--- start of WORKING DATA ---
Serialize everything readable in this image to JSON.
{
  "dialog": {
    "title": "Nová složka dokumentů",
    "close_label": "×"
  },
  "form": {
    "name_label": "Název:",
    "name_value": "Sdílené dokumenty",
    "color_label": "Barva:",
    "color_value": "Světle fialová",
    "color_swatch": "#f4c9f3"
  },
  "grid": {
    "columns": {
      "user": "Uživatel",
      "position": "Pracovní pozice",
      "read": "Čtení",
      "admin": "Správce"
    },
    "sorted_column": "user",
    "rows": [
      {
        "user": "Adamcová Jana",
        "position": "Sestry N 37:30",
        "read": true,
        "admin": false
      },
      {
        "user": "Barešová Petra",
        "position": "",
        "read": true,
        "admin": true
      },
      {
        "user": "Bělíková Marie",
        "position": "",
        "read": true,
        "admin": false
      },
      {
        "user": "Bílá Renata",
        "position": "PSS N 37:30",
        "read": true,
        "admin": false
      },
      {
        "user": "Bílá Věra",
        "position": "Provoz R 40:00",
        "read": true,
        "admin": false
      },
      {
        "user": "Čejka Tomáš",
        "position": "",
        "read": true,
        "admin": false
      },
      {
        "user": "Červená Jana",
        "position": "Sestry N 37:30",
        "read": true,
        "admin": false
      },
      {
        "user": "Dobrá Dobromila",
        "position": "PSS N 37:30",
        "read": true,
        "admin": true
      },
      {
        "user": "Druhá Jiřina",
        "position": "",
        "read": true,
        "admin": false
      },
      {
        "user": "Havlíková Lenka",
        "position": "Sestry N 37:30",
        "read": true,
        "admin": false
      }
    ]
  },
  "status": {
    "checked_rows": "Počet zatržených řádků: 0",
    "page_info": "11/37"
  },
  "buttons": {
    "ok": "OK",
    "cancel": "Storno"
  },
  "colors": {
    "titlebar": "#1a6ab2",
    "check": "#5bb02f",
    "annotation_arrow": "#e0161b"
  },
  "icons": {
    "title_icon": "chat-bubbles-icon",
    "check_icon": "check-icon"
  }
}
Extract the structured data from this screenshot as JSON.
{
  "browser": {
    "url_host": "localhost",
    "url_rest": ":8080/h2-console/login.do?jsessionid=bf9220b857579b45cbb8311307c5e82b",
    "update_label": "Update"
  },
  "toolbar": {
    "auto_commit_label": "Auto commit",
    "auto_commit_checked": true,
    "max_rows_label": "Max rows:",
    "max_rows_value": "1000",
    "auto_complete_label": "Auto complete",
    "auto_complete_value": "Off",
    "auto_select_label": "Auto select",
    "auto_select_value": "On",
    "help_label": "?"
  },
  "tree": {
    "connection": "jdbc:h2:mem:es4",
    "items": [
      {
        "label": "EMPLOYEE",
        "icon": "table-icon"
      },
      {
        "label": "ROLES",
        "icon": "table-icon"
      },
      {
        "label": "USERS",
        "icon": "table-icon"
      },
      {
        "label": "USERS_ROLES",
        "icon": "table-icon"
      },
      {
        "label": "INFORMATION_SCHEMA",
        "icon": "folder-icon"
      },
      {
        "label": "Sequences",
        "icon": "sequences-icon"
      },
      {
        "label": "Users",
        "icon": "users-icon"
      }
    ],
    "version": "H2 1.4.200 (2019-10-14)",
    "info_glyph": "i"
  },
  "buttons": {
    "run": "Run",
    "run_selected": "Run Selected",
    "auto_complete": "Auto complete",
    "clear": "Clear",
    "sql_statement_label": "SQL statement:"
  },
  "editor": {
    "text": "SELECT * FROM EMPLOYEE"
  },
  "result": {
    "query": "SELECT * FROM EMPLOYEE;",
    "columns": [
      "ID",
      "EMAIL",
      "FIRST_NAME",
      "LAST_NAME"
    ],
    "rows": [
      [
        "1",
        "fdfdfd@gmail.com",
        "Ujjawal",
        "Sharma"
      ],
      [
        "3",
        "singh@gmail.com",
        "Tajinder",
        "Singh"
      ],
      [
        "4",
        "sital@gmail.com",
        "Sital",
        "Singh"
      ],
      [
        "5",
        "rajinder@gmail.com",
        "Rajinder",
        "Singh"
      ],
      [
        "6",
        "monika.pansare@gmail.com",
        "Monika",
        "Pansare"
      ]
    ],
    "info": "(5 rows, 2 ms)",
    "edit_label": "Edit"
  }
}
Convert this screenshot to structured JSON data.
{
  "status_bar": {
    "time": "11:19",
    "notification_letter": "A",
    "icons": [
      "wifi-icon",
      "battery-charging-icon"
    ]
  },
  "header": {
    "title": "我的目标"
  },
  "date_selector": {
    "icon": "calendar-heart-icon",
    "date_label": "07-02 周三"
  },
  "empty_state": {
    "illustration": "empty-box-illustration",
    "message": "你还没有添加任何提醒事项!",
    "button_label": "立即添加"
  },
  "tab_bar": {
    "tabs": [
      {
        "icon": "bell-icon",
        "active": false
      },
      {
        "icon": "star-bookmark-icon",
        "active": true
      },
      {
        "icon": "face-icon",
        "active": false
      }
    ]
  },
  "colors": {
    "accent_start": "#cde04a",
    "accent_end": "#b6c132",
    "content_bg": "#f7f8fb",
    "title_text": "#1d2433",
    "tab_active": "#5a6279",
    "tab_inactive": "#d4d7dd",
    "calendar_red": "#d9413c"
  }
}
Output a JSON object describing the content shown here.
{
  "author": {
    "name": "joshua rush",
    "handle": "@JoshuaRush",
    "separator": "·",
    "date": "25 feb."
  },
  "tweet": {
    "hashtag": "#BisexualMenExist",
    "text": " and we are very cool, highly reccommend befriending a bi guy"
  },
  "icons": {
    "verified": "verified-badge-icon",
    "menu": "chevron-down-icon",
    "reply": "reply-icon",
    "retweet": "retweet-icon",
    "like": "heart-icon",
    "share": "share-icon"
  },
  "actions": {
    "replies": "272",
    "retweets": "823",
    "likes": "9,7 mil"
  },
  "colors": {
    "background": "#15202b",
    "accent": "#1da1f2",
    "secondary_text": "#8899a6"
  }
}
--- end of WORKING DATA ---
▸ TASK
In the entries above, how many lines contain the word "structured"? Answer with the number only.

▸ EXPECTED ANSWER
2